**PROBLEM TO SOLVE:**
Transcribe all of the data exactly. Omit the pictures.

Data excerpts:
════════
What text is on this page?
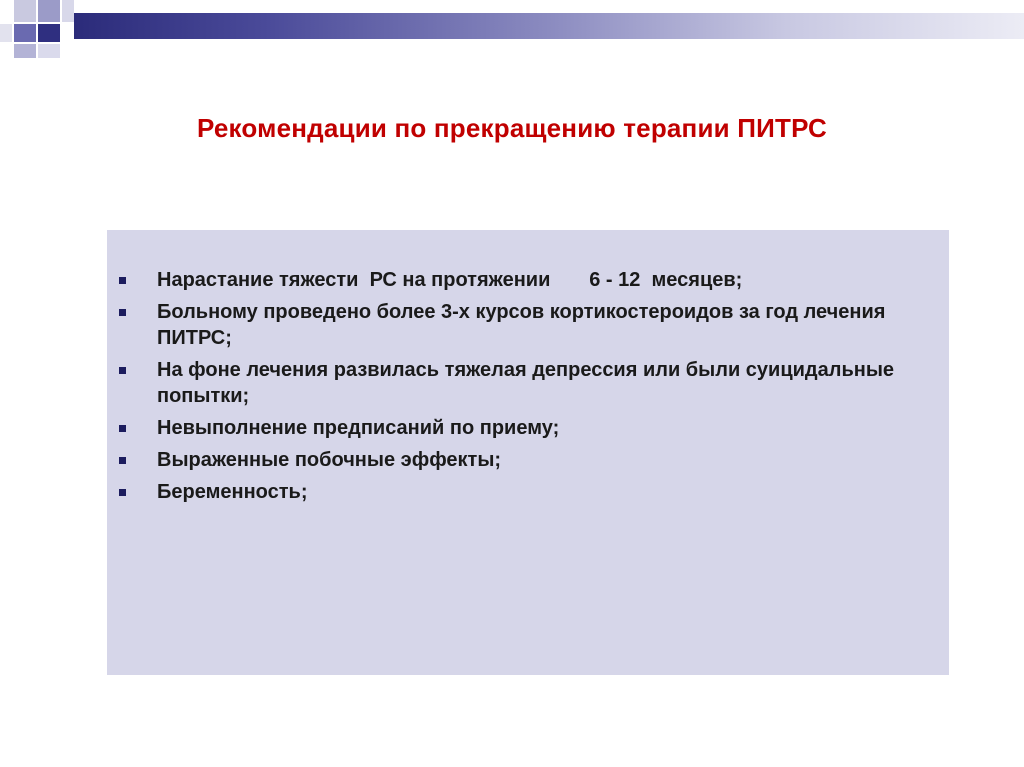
Рекомендации по прекращению терапии ПИТРС
Нарастание тяжести  РС на протяжении       6 - 12  месяцев;
Больному проведено более 3-х курсов кортикостероидов за год лечения ПИТРС;
На фоне лечения развилась тяжелая депрессия или были суицидальные попытки;
Невыполнение предписаний по приему;
Выраженные побочные эффекты;
Беременность;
════════
**RESPONSE:**
What text is on this page?
Рекомендации по прекращению терапии ПИТРС
Нарастание тяжести  РС на протяжении       6 - 12  месяцев;
Больному проведено более 3-х курсов кортикостероидов за год лечения ПИТРС;
На фоне лечения развилась тяжелая депрессия или были суицидальные попытки;
Невыполнение предписаний по приему;
Выраженные побочные эффекты;
Беременность;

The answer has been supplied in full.